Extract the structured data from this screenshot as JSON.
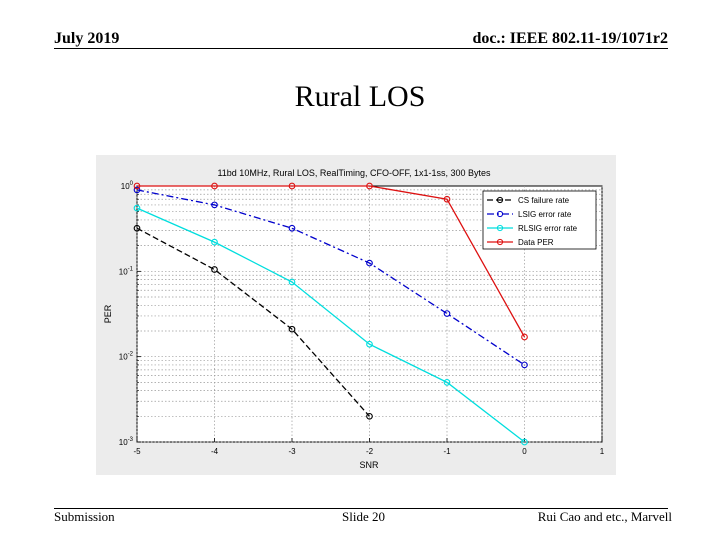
{
  "header": {
    "date": "July 2019",
    "doc": "doc.: IEEE 802.11-19/1071r2"
  },
  "slide": {
    "title": "Rural LOS"
  },
  "footer": {
    "left": "Submission",
    "center": "Slide 20",
    "right": "Rui Cao and etc., Marvell"
  },
  "chart_data": {
    "type": "line",
    "title": "11bd 10MHz, Rural LOS, RealTiming, CFO-OFF, 1x1-1ss, 300 Bytes",
    "xlabel": "SNR",
    "ylabel": "PER",
    "xlim": [
      -5,
      1
    ],
    "ylim": [
      0.001,
      1
    ],
    "yscale": "log",
    "xticks": [
      -5,
      -4,
      -3,
      -2,
      -1,
      0,
      1
    ],
    "yticks": [
      {
        "base": "10",
        "exp": "0",
        "value": 1
      },
      {
        "base": "10",
        "exp": "-1",
        "value": 0.1
      },
      {
        "base": "10",
        "exp": "-2",
        "value": 0.01
      },
      {
        "base": "10",
        "exp": "-3",
        "value": 0.001
      }
    ],
    "grid": true,
    "legend_position": "top-right",
    "series": [
      {
        "name": "CS failure rate",
        "color": "#000000",
        "dash": "dashed",
        "x": [
          -5,
          -4,
          -3,
          -2
        ],
        "y": [
          0.32,
          0.105,
          0.021,
          0.002
        ]
      },
      {
        "name": "LSIG error rate",
        "color": "#0000cc",
        "dash": "dashdot",
        "x": [
          -5,
          -4,
          -3,
          -2,
          -1,
          0
        ],
        "y": [
          0.9,
          0.6,
          0.32,
          0.125,
          0.032,
          0.008
        ]
      },
      {
        "name": "RLSIG error rate",
        "color": "#00dede",
        "dash": "solid",
        "x": [
          -5,
          -4,
          -3,
          -2,
          -1,
          0
        ],
        "y": [
          0.55,
          0.22,
          0.075,
          0.014,
          0.005,
          0.001
        ]
      },
      {
        "name": "Data PER",
        "color": "#dd1111",
        "dash": "solid",
        "x": [
          -5,
          -4,
          -3,
          -2,
          -1,
          0
        ],
        "y": [
          1.0,
          1.0,
          1.0,
          1.0,
          0.7,
          0.017
        ]
      }
    ]
  }
}
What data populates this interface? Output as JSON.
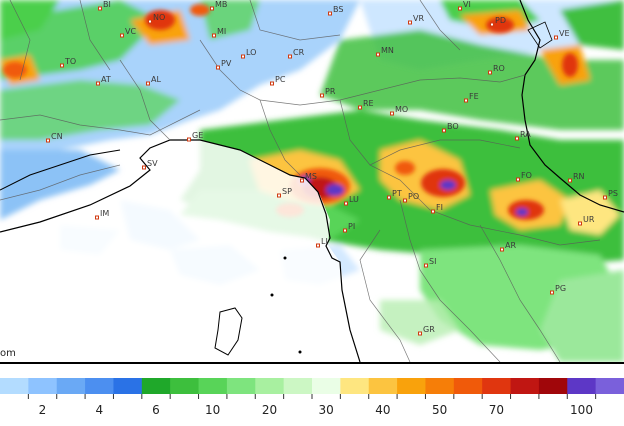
{
  "map": {
    "partial_watermark": "om",
    "cities": [
      {
        "code": "BI"
      },
      {
        "code": "NO"
      },
      {
        "code": "MB"
      },
      {
        "code": "BS"
      },
      {
        "code": "VR"
      },
      {
        "code": "VI"
      },
      {
        "code": "PD"
      },
      {
        "code": "VC"
      },
      {
        "code": "MI"
      },
      {
        "code": "VE"
      },
      {
        "code": "TO"
      },
      {
        "code": "PV"
      },
      {
        "code": "LO"
      },
      {
        "code": "CR"
      },
      {
        "code": "MN"
      },
      {
        "code": "RO"
      },
      {
        "code": "AT"
      },
      {
        "code": "AL"
      },
      {
        "code": "PC"
      },
      {
        "code": "PR"
      },
      {
        "code": "FE"
      },
      {
        "code": "RE"
      },
      {
        "code": "MO"
      },
      {
        "code": "CN"
      },
      {
        "code": "GE"
      },
      {
        "code": "BO"
      },
      {
        "code": "RA"
      },
      {
        "code": "SV"
      },
      {
        "code": "SP"
      },
      {
        "code": "MS"
      },
      {
        "code": "LU"
      },
      {
        "code": "PT"
      },
      {
        "code": "PO"
      },
      {
        "code": "FI"
      },
      {
        "code": "FO"
      },
      {
        "code": "RN"
      },
      {
        "code": "PS"
      },
      {
        "code": "IM"
      },
      {
        "code": "PI"
      },
      {
        "code": "UR"
      },
      {
        "code": "LI"
      },
      {
        "code": "AR"
      },
      {
        "code": "SI"
      },
      {
        "code": "PG"
      },
      {
        "code": "GR"
      }
    ]
  },
  "legend": {
    "colors": [
      "#b3dcff",
      "#8ec3ff",
      "#6aa9f5",
      "#4c8ff0",
      "#2a72e6",
      "#1fa82a",
      "#3dbf3d",
      "#58d458",
      "#7ee47e",
      "#a8f0a0",
      "#ccf7c4",
      "#eafee6",
      "#fee680",
      "#fcc440",
      "#f9a20c",
      "#f67e08",
      "#f05a0a",
      "#e0360f",
      "#c01612",
      "#a0060a",
      "#5d37c6",
      "#7a60db"
    ],
    "labels": [
      "2",
      "4",
      "6",
      "10",
      "20",
      "30",
      "40",
      "50",
      "70",
      "100"
    ]
  }
}
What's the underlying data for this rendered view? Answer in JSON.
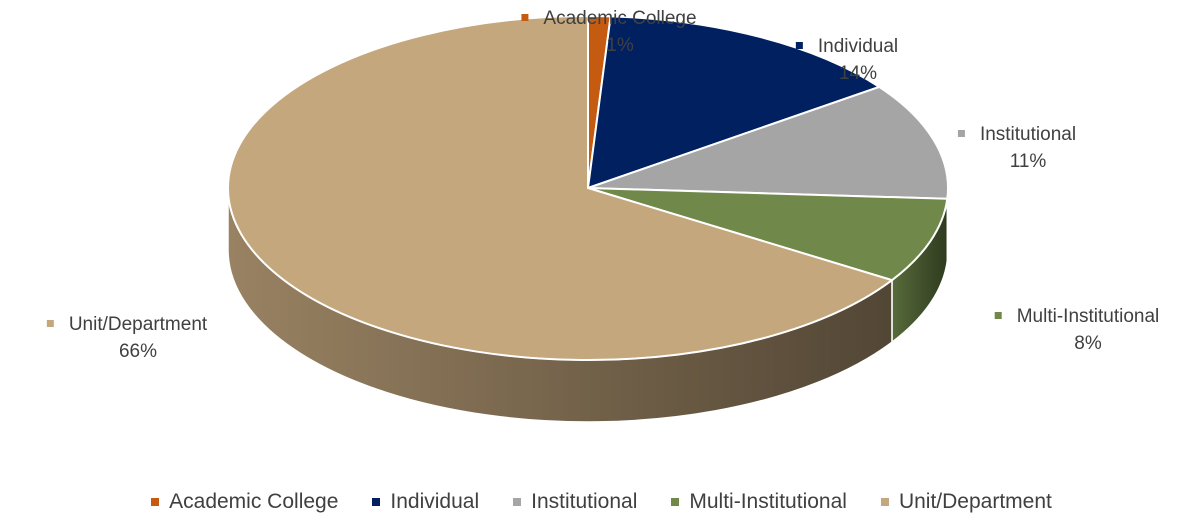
{
  "chart_data": {
    "type": "pie",
    "style": "3d",
    "categories": [
      "Academic College",
      "Individual",
      "Institutional",
      "Multi-Institutional",
      "Unit/Department"
    ],
    "values": [
      1,
      14,
      11,
      8,
      66
    ],
    "labels": [
      "1%",
      "14%",
      "11%",
      "8%",
      "66%"
    ],
    "colors": [
      "#c55a11",
      "#002060",
      "#a5a5a5",
      "#70894a",
      "#c4a77d"
    ],
    "legend_position": "bottom"
  }
}
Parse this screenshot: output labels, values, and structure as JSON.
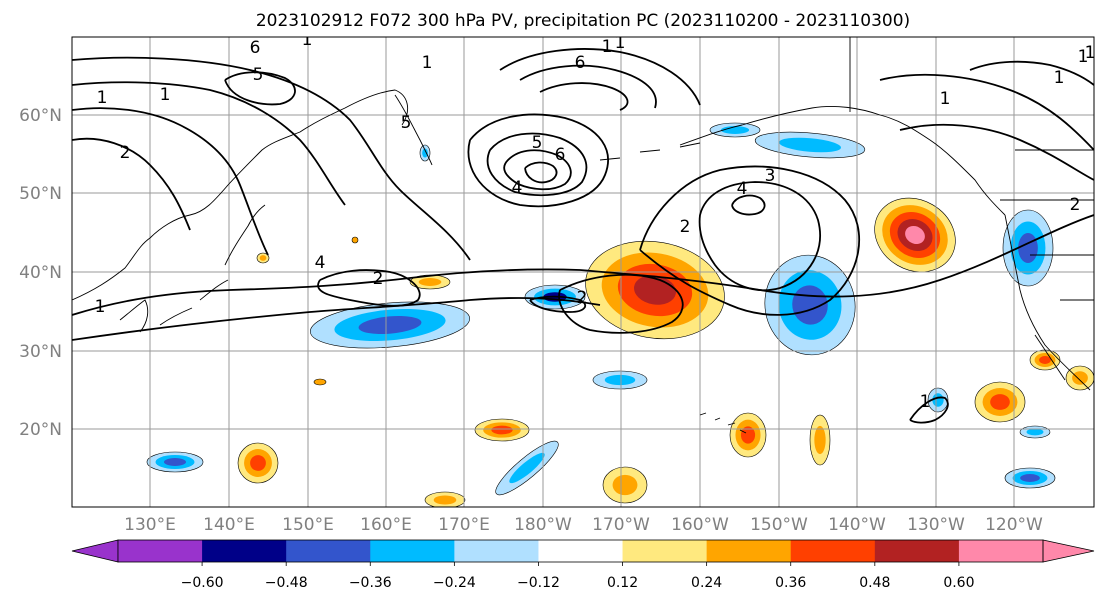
{
  "title": "2023102912 F072 300 hPa PV, precipitation PC (2023110200 - 2023110300)",
  "map": {
    "lat_labels": [
      "60°N",
      "50°N",
      "40°N",
      "30°N",
      "20°N"
    ],
    "lon_labels": [
      "130°E",
      "140°E",
      "150°E",
      "160°E",
      "170°E",
      "180°W",
      "170°W",
      "160°W",
      "150°W",
      "140°W",
      "130°W",
      "120°W"
    ],
    "contour_labels": [
      "1",
      "2",
      "4",
      "6",
      "5",
      "1",
      "2",
      "1",
      "6",
      "5",
      "4",
      "6",
      "1",
      "4",
      "3",
      "2",
      "1",
      "1",
      "2",
      "1",
      "1",
      "1",
      "1",
      "2",
      "1",
      "5",
      "1"
    ]
  },
  "colorbar": {
    "tick_labels": [
      "−0.60",
      "−0.48",
      "−0.36",
      "−0.24",
      "−0.12",
      "0.12",
      "0.24",
      "0.36",
      "0.48",
      "0.60"
    ],
    "colors": [
      "#9933cc",
      "#000088",
      "#3355cc",
      "#00bbff",
      "#b0e0ff",
      "#ffffff",
      "#ffe97f",
      "#ffa500",
      "#ff4000",
      "#b22222",
      "#ff88aa"
    ]
  }
}
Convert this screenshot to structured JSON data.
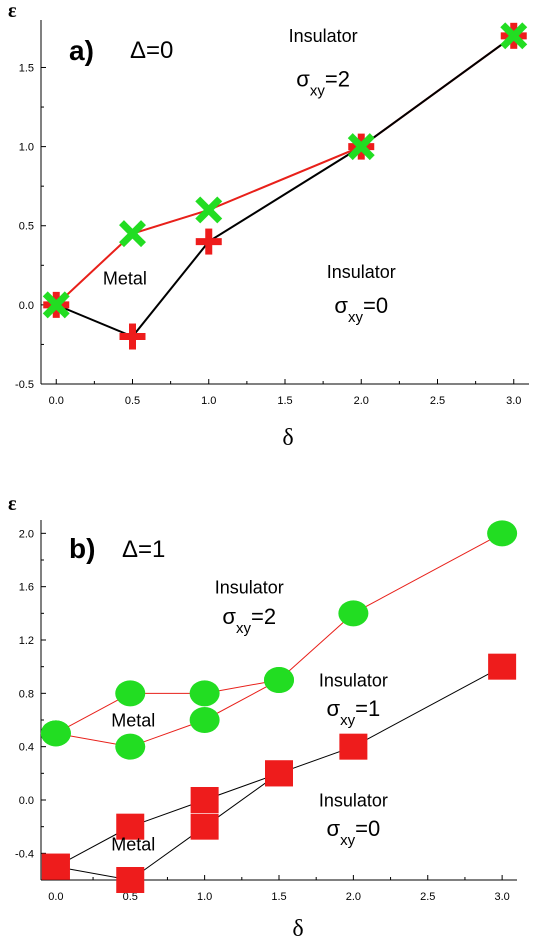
{
  "chart_data": [
    {
      "type": "line",
      "panel_label": "a)",
      "panel_param": "Δ=0",
      "xlabel": "δ",
      "ylabel": "ε",
      "xlim": [
        -0.1,
        3.1
      ],
      "ylim": [
        -0.5,
        1.8
      ],
      "xticks": [
        "0.0",
        "0.5",
        "1.0",
        "1.5",
        "2.0",
        "2.5",
        "3.0"
      ],
      "yticks": [
        "-0.5",
        "0.0",
        "0.5",
        "1.0",
        "1.5"
      ],
      "grid": false,
      "series": [
        {
          "marker": "cross",
          "color": "#22dd22",
          "line_color": "#e8201a",
          "x": [
            0.0,
            0.5,
            1.0,
            2.0,
            3.0
          ],
          "values": [
            0.0,
            0.45,
            0.6,
            1.0,
            1.7
          ]
        },
        {
          "marker": "plus",
          "color": "#ee1c1c",
          "line_color": "#000000",
          "x": [
            0.0,
            0.5,
            1.0,
            2.0,
            3.0
          ],
          "values": [
            0.0,
            -0.2,
            0.4,
            1.0,
            1.7
          ]
        }
      ],
      "annotations": [
        {
          "text": "Insulator",
          "x": 1.75,
          "y": 1.66
        },
        {
          "text": "σ",
          "sub": "xy",
          "rest": "=2",
          "x": 1.75,
          "y": 1.38
        },
        {
          "text": "Metal",
          "x": 0.45,
          "y": 0.13
        },
        {
          "text": "Insulator",
          "x": 2.0,
          "y": 0.17
        },
        {
          "text": "σ",
          "sub": "xy",
          "rest": "=0",
          "x": 2.0,
          "y": -0.05
        }
      ]
    },
    {
      "type": "line",
      "panel_label": "b)",
      "panel_param": "Δ=1",
      "xlabel": "δ",
      "ylabel": "ε",
      "xlim": [
        -0.1,
        3.1
      ],
      "ylim": [
        -0.6,
        2.1
      ],
      "xticks": [
        "0.0",
        "0.5",
        "1.0",
        "1.5",
        "2.0",
        "2.5",
        "3.0"
      ],
      "yticks": [
        "-0.4",
        "0.0",
        "0.4",
        "0.8",
        "1.2",
        "1.6",
        "2.0"
      ],
      "grid": false,
      "series": [
        {
          "marker": "circle",
          "color": "#22dd22",
          "line_color": "#e8201a",
          "x": [
            0.0,
            0.5,
            1.0,
            1.5,
            2.0,
            3.0
          ],
          "values": [
            0.5,
            0.8,
            0.8,
            0.9,
            1.4,
            2.0
          ]
        },
        {
          "marker": "circle",
          "color": "#22dd22",
          "line_color": "#e8201a",
          "x": [
            0.0,
            0.5,
            1.0,
            1.5
          ],
          "values": [
            0.5,
            0.4,
            0.6,
            0.9
          ]
        },
        {
          "marker": "square",
          "color": "#ee1c1c",
          "line_color": "#000000",
          "x": [
            0.0,
            0.5,
            1.0,
            1.5,
            2.0,
            3.0
          ],
          "values": [
            -0.5,
            -0.2,
            0.0,
            0.2,
            0.4,
            1.0
          ]
        },
        {
          "marker": "square",
          "color": "#ee1c1c",
          "line_color": "#000000",
          "x": [
            0.0,
            0.5,
            1.0,
            1.5
          ],
          "values": [
            -0.5,
            -0.6,
            -0.2,
            0.2
          ]
        }
      ],
      "annotations": [
        {
          "text": "Insulator",
          "x": 1.3,
          "y": 1.55
        },
        {
          "text": "σ",
          "sub": "xy",
          "rest": "=2",
          "x": 1.3,
          "y": 1.32
        },
        {
          "text": "Metal",
          "x": 0.52,
          "y": 0.55
        },
        {
          "text": "Insulator",
          "x": 2.0,
          "y": 0.85
        },
        {
          "text": "σ",
          "sub": "xy",
          "rest": "=1",
          "x": 2.0,
          "y": 0.63
        },
        {
          "text": "Metal",
          "x": 0.52,
          "y": -0.38
        },
        {
          "text": "Insulator",
          "x": 2.0,
          "y": -0.05
        },
        {
          "text": "σ",
          "sub": "xy",
          "rest": "=0",
          "x": 2.0,
          "y": -0.27
        }
      ]
    }
  ]
}
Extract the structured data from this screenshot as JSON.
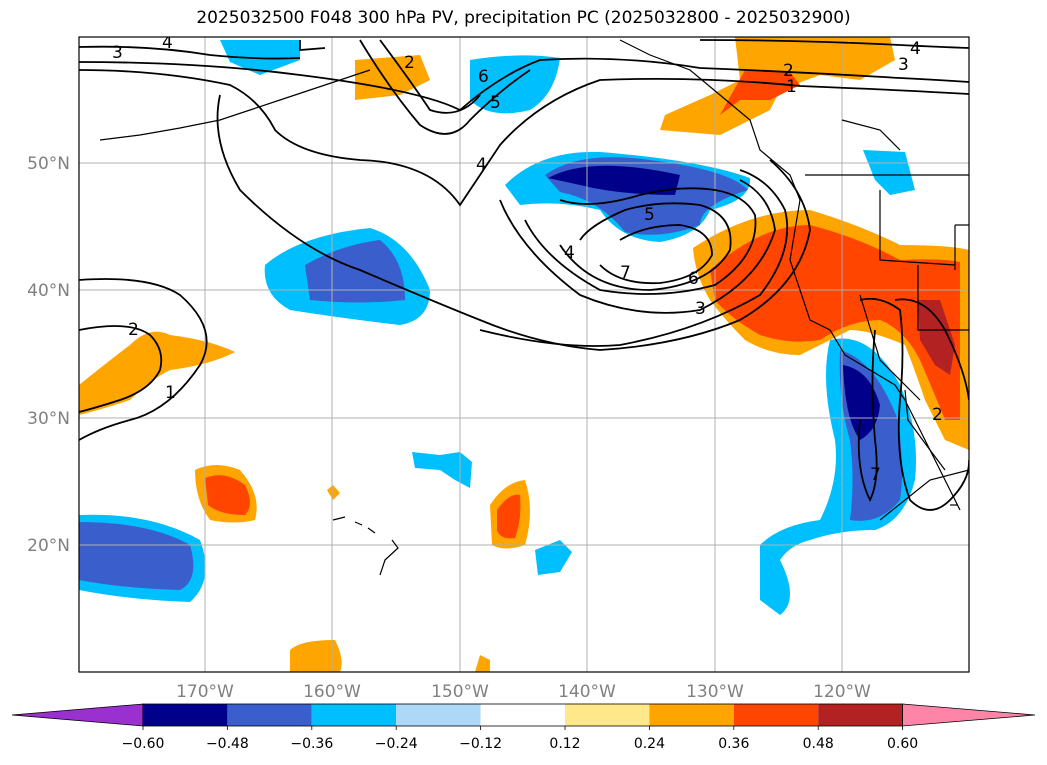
{
  "title": "2025032500 F048 300 hPa PV, precipitation PC (2025032800 - 2025032900)",
  "lat_labels": [
    "50°N",
    "40°N",
    "30°N",
    "20°N"
  ],
  "lon_labels": [
    "170°W",
    "160°W",
    "150°W",
    "140°W",
    "130°W",
    "120°W"
  ],
  "colorbar": {
    "tick_labels": [
      "−0.60",
      "−0.48",
      "−0.36",
      "−0.24",
      "−0.12",
      "0.12",
      "0.24",
      "0.36",
      "0.48",
      "0.60"
    ],
    "colors": [
      "#9b30d0",
      "#00008b",
      "#3a5fcd",
      "#00bfff",
      "#add8f7",
      "#ffffff",
      "#ffe88a",
      "#ffa500",
      "#ff4500",
      "#b22222",
      "#ff85a8"
    ]
  },
  "contour_labels": [
    "3",
    "4",
    "2",
    "1",
    "6",
    "5",
    "4",
    "5",
    "4",
    "7",
    "6",
    "3",
    "2",
    "1",
    "4",
    "3",
    "2",
    "7",
    "2"
  ]
}
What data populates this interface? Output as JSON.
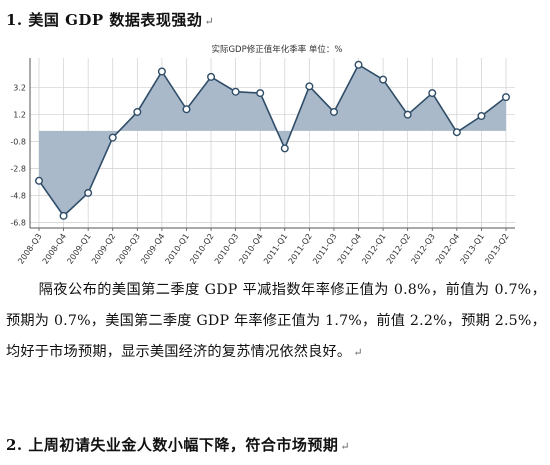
{
  "section1": {
    "heading": "1.  美国 GDP 数据表现强劲",
    "mark": "↵"
  },
  "paragraph": {
    "text": "隔夜公布的美国第二季度 GDP 平减指数年率修正值为 0.8%，前值为 0.7%，预期为 0.7%，美国第二季度 GDP 年率修正值为 1.7%，前值 2.2%，预期 2.5%，均好于市场预期，显示美国经济的复苏情况依然良好。",
    "mark": "↵"
  },
  "section2": {
    "heading": "2.  上周初请失业金人数小幅下降，符合市场预期",
    "mark": "↵"
  },
  "colors": {
    "area": "#a9b9c9",
    "line": "#2f4d68",
    "grid": "#cfcfcf",
    "axis": "#555555"
  },
  "chart_data": {
    "type": "area",
    "title": "实际GDP修正值年化季率 单位：%",
    "categories": [
      "2008-Q3",
      "2008-Q4",
      "2009-Q1",
      "2009-Q2",
      "2009-Q3",
      "2009-Q4",
      "2010-Q1",
      "2010-Q2",
      "2010-Q3",
      "2010-Q4",
      "2011-Q1",
      "2011-Q2",
      "2011-Q3",
      "2011-Q4",
      "2012-Q1",
      "2012-Q2",
      "2012-Q3",
      "2012-Q4",
      "2013-Q1",
      "2013-Q2"
    ],
    "values": [
      -3.7,
      -6.3,
      -4.6,
      -0.5,
      1.4,
      4.4,
      1.6,
      4.0,
      2.9,
      2.8,
      -1.3,
      3.3,
      1.4,
      4.9,
      3.8,
      1.2,
      2.8,
      -0.1,
      1.1,
      2.5
    ],
    "yticks": [
      3.2,
      1.2,
      -0.8,
      -2.8,
      -4.8,
      -6.8
    ],
    "ytick_labels": [
      "3.2",
      "1.2",
      "-0.8",
      "-2.8",
      "-4.8",
      "-6.8"
    ],
    "ylim": [
      -7.2,
      5.4
    ],
    "baseline": 0,
    "grid": true,
    "xlabel": "",
    "ylabel": ""
  }
}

---+---

Aim of the task »
Look through the material above and pick out each line holding the word "title".

Answer to this task »
    "title": "Rural LOS"
    "title": "11bd 10MHz, Rural LOS, RealTiming, CFO-OFF, 1x1-1ss, 300 Bytes",
  "title": "2023102912 F072 300 hPa PV, precipitation PC (2023110200 - 2023110300)",
  "title": "2025032500 F048 300 hPa PV, precipitation PC (2025032800 - 2025032900)",
    "title": "实际GDP修正值年化季率 单位：%",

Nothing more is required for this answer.